/---

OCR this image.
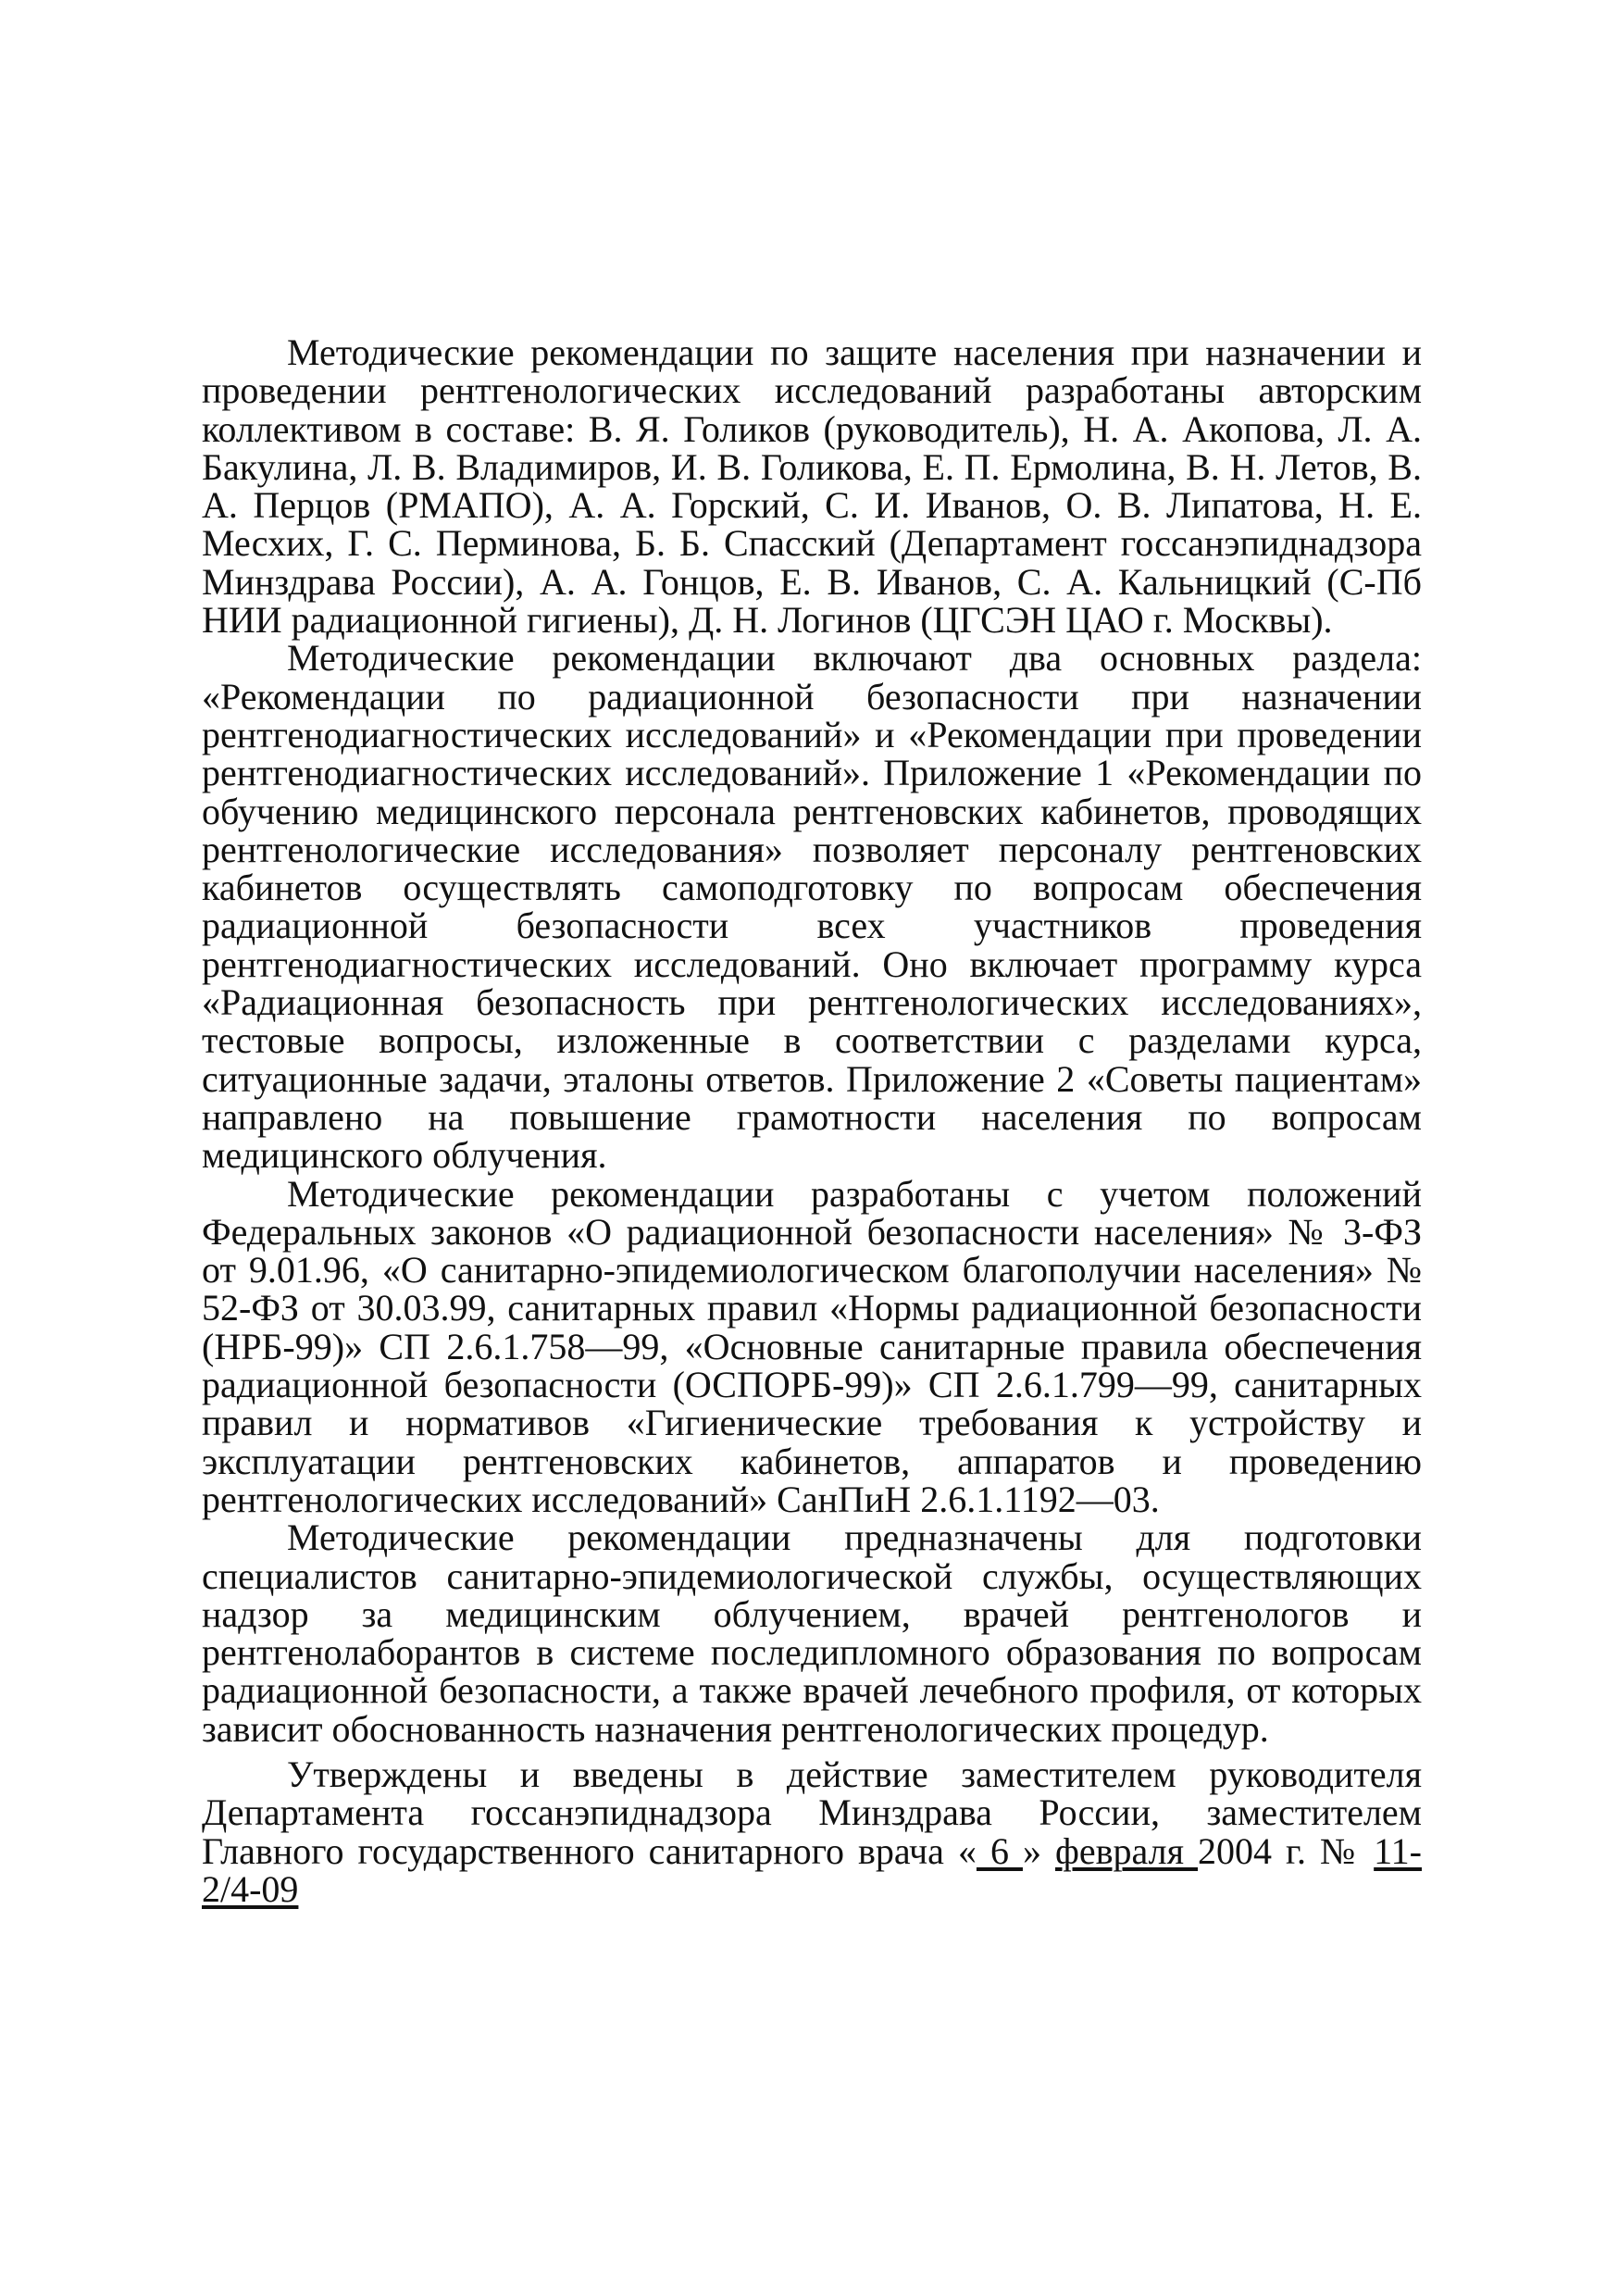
Методические рекомендации по защите населения при назначении и проведении рентгенологических исследований разработаны авторским коллективом в составе: В. Я. Голиков (руководитель), Н. А. Акопова, Л. А. Бакулина, Л. В. Владимиров, И. В. Голикова, Е. П. Ермолина, В. Н. Летов, В. А. Перцов (РМАПО), А. А. Горский, С. И. Иванов, О. В. Липатова, Н. Е. Месхих, Г. С. Перминова, Б. Б. Спасский (Департамент госсанэпиднадзора Минздрава России), А. А. Гонцов, Е. В. Иванов, С. А. Кальницкий (С-Пб НИИ радиационной гигиены), Д. Н. Логинов (ЦГСЭН ЦАО г. Москвы).

Методические рекомендации включают два основных раздела: «Рекомендации по радиационной безопасности при назначении рентгенодиагностических исследований» и «Рекомендации при проведении рентгенодиагностических исследований». Приложение 1 «Рекомендации по обучению медицинского персонала рентгеновских кабинетов, проводящих рентгенологические исследования» позволяет персоналу рентгеновских кабинетов осуществлять самоподготовку по вопросам обеспечения радиационной безопасности всех участников проведения рентгенодиагностических исследований. Оно включает программу курса «Радиационная безопасность при рентгенологических исследованиях», тестовые вопросы, изложенные в соответствии с разделами курса, ситуационные задачи, эталоны ответов. Приложение 2 «Советы пациентам» направлено на повышение грамотности населения по вопросам медицинского облучения.

Методические рекомендации разработаны с учетом положений Федеральных законов «О радиационной безопасности населения» № 3-ФЗ от 9.01.96, «О санитарно-эпидемиологическом благополучии населения» № 52-ФЗ от 30.03.99, санитарных правил «Нормы радиационной безопасности (НРБ-99)» СП 2.6.1.758—99, «Основные санитарные правила обеспечения радиационной безопасности (ОСПОРБ-99)» СП 2.6.1.799—99, санитарных правил и нормативов «Гигиенические требования к устройству и эксплуатации рентгеновских кабинетов, аппаратов и проведению рентгенологических исследований» СанПиН 2.6.1.1192—03.

Методические рекомендации предназначены для подготовки специалистов санитарно-эпидемиологической службы, осуществляющих надзор за медицинским облучением, врачей рентгенологов и рентгенолаборантов в системе последипломного образования по вопросам радиационной безопасности, а также врачей лечебного профиля, от которых зависит обоснованность назначения рентгенологических процедур.

Утверждены и введены в действие заместителем руководителя Департамента госсанэпиднадзора Минздрава России, заместителем Главного государственного санитарного врача « 6 » февраля 2004 г. № 11-2/4-09
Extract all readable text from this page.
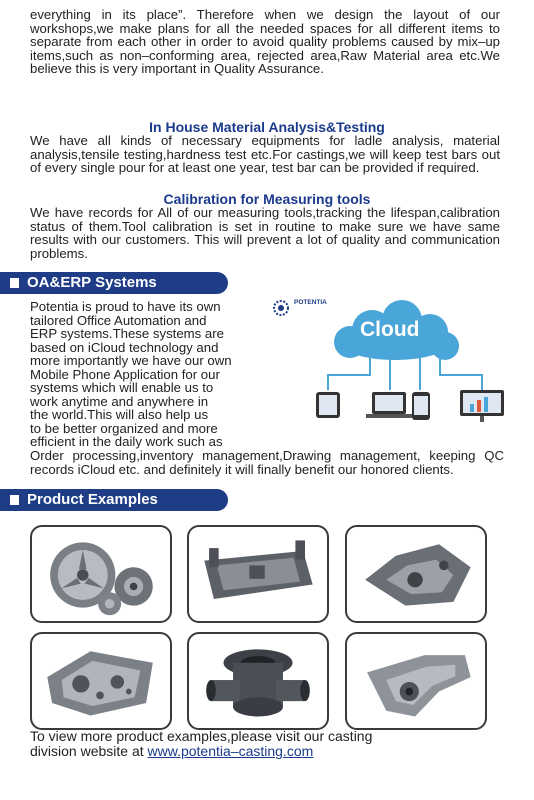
everything in its place”. Therefore when we design the layout of our workshops,we make plans for all the needed spaces for all different items to separate from each other in order to avoid quality problems caused by mix–up items,such as non–conforming area, rejected area,Raw Material area etc.We believe this is very important in Quality Assurance.

In House Material Analysis&Testing

We have all kinds of necessary equipments for ladle analysis, material analysis,tensile testing,hardness test etc.For castings,we will keep test bars out of every single pour for at least one year, test bar can be provided if required.

Calibration for Measuring tools

We have records for All of our measuring tools,tracking the lifespan,calibration status of them.Tool calibration is set in routine to make sure we have same results with our customers. This will prevent a lot of quality and communication problems.

OA&ERP Systems
Potentia is proud to have its own
tailored Office Automation and
ERP systems.These systems are
based on iCloud technology and
more importantly we have our own
Mobile Phone Application for our
systems which will enable us to
work anytime and anywhere in
the world.This will also help us
to be better organized and more
efficient in the daily work such as

Order processing,inventory management,Drawing management, keeping QC records iCloud etc. and definitely it will finally benefit our honored clients.

POTENTIA
Cloud
Product Examples
To view more product examples,please visit our casting
division website at www.potentia–casting.com
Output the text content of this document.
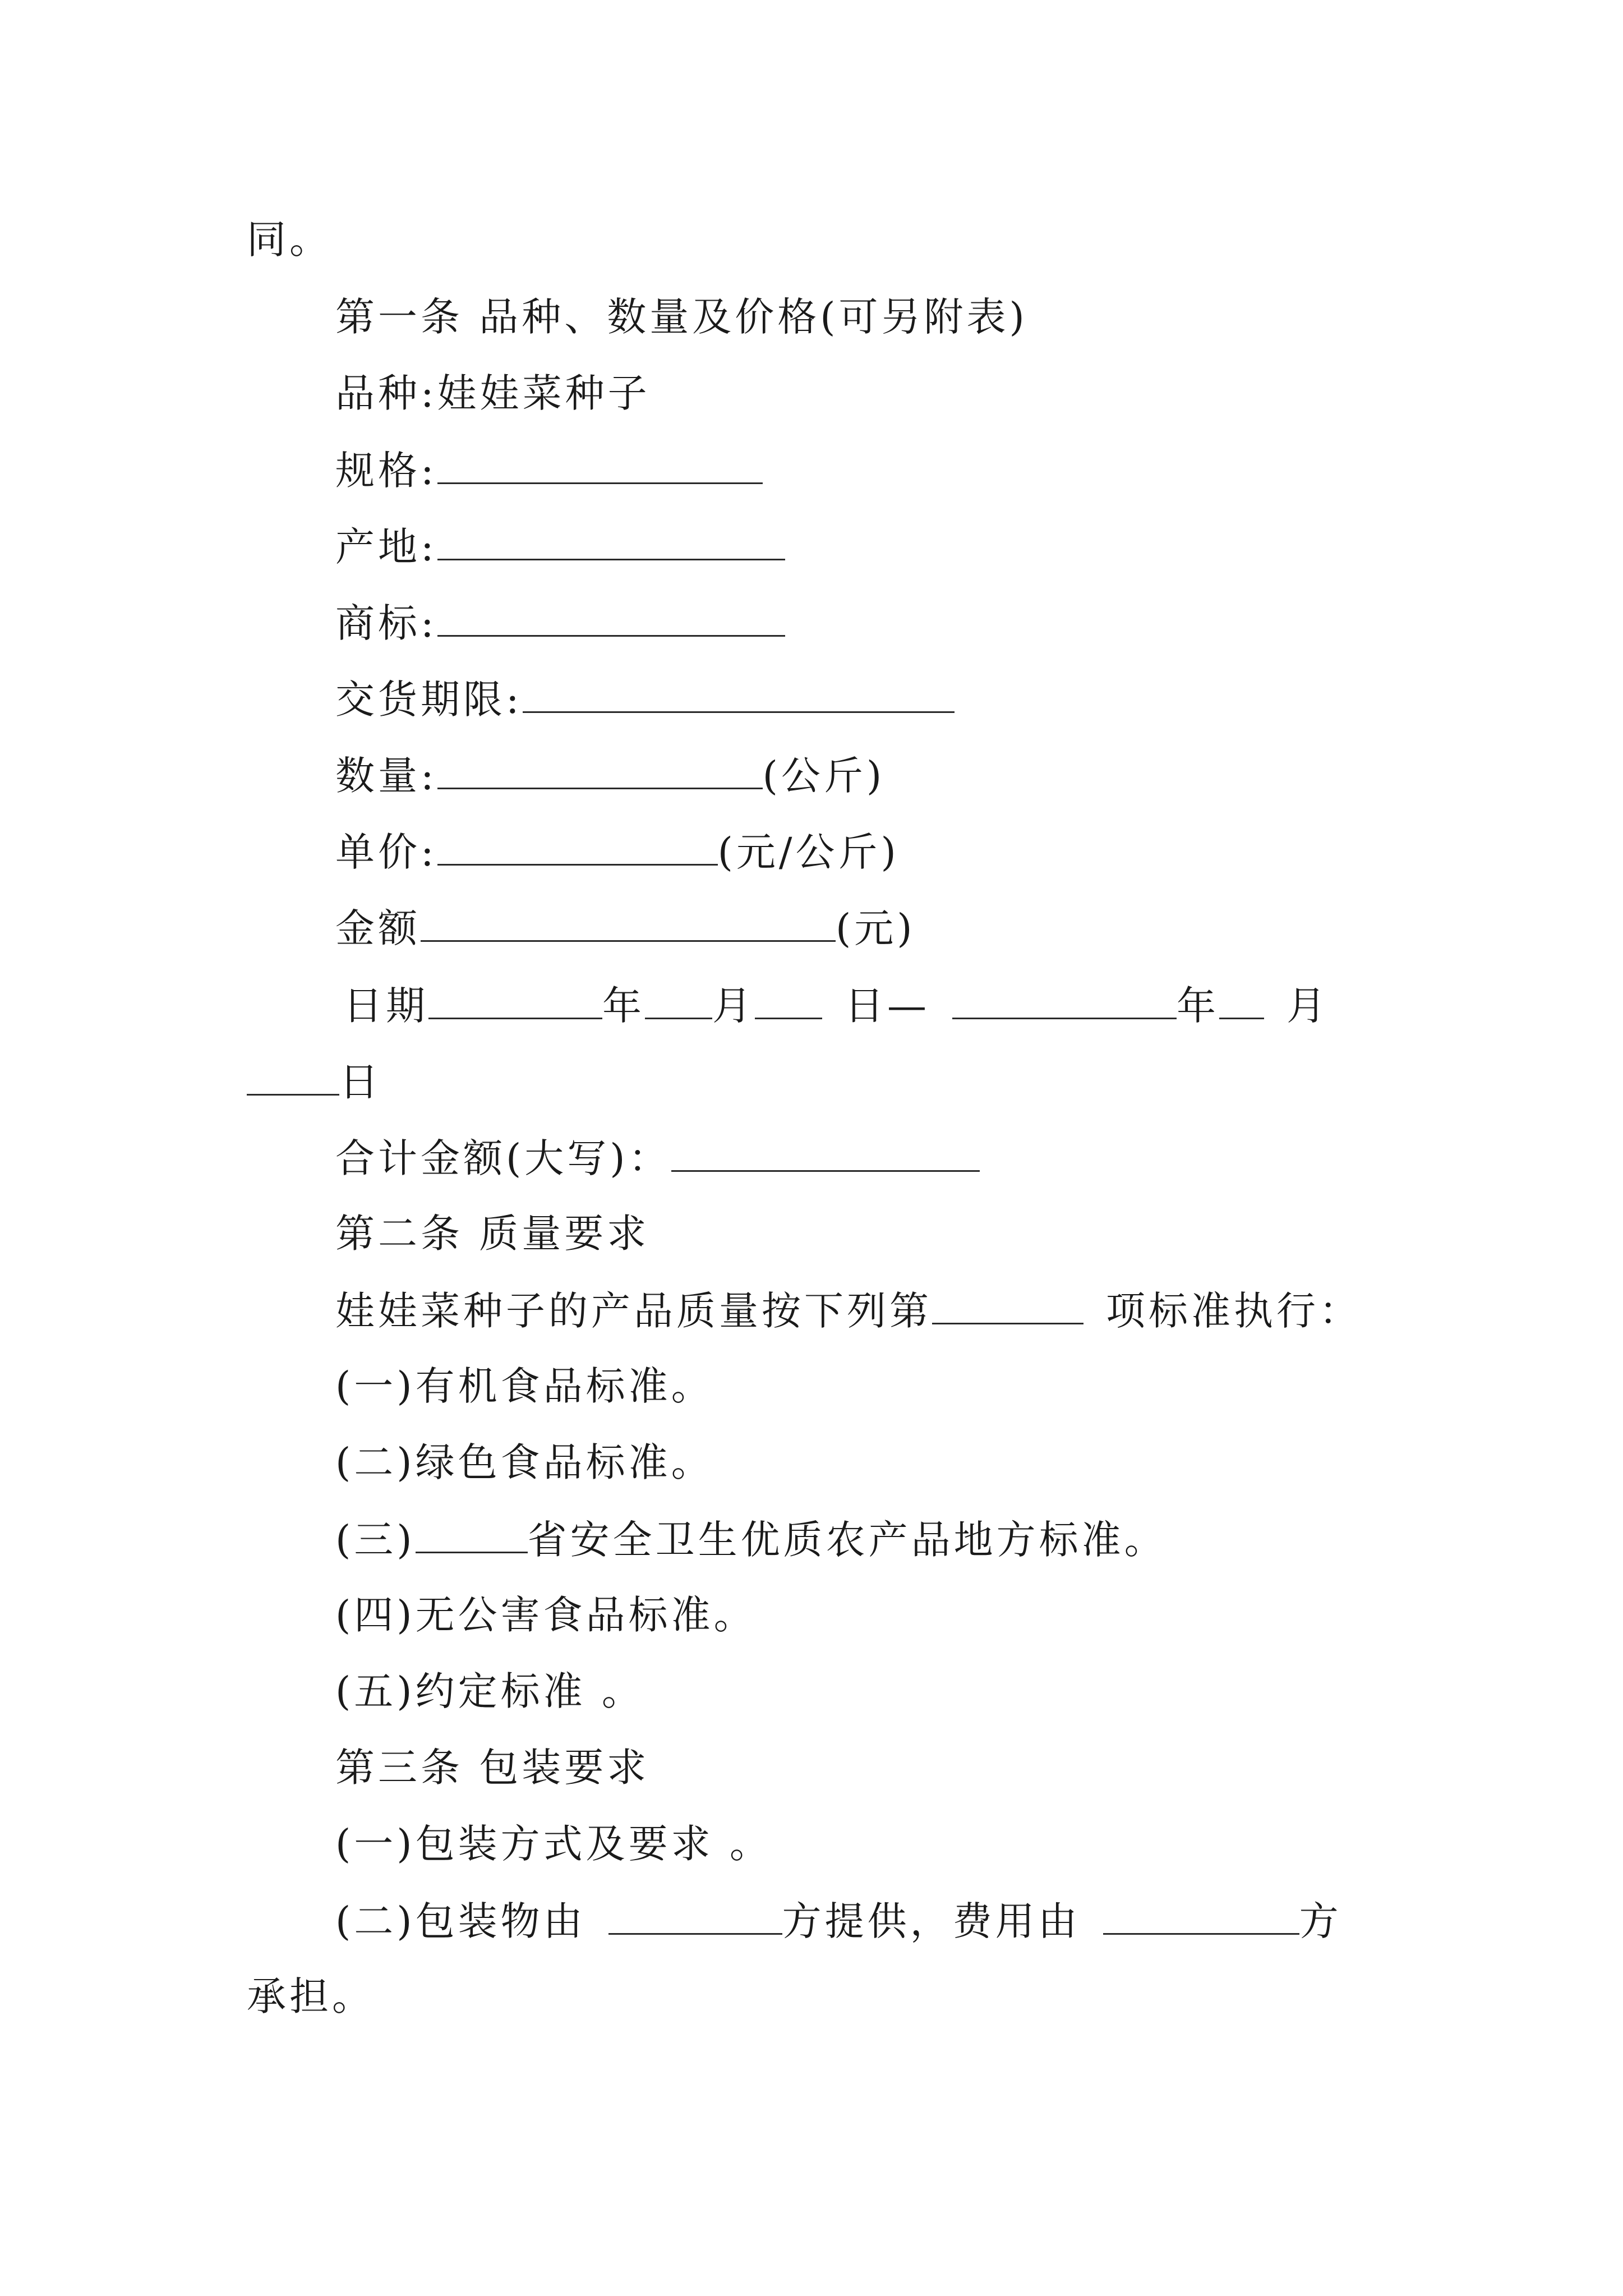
同。
第一条 品种、数量及价格(可另附表)
品种:娃娃菜种子
规格:
产地:
商标:
交货期限:
数量:	(公斤)
单价:	(元/公斤)
金额	(元)
日期	年 月 日—	年 月
日
合计金额(大写)：
第二条 质量要求
娃娃菜种子的产品质量按下列第	项标准执行：
(一)有机食品标准。
(二)绿色食品标准。
(三)	省安全卫生优质农产品地方标准。
(四)无公害食品标准。
(五)约定标准 。
第三条 包装要求
(一)包装方式及要求 。
(二)包装物由	方提供，费用由	方
承担。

\---

__TASK DETAILS__: Exactly as written, set down the lines from the line holding "Output the text content of this document." to the last line of the data, both ends included, pictures excluded.

__TASK OUTPUT__:
Output the text content of this document.
同。
第一条 品种、数量及价格(可另附表)
品种:娃娃菜种子
规格:
产地:
商标:
交货期限:
数量:	(公斤)
单价:	(元/公斤)
金额	(元)
日期	年 月 日—	年 月
日
合计金额(大写)：
第二条 质量要求
娃娃菜种子的产品质量按下列第	项标准执行：
(一)有机食品标准。
(二)绿色食品标准。
(三)	省安全卫生优质农产品地方标准。
(四)无公害食品标准。
(五)约定标准 。
第三条 包装要求
(一)包装方式及要求 。
(二)包装物由	方提供，费用由	方
承担。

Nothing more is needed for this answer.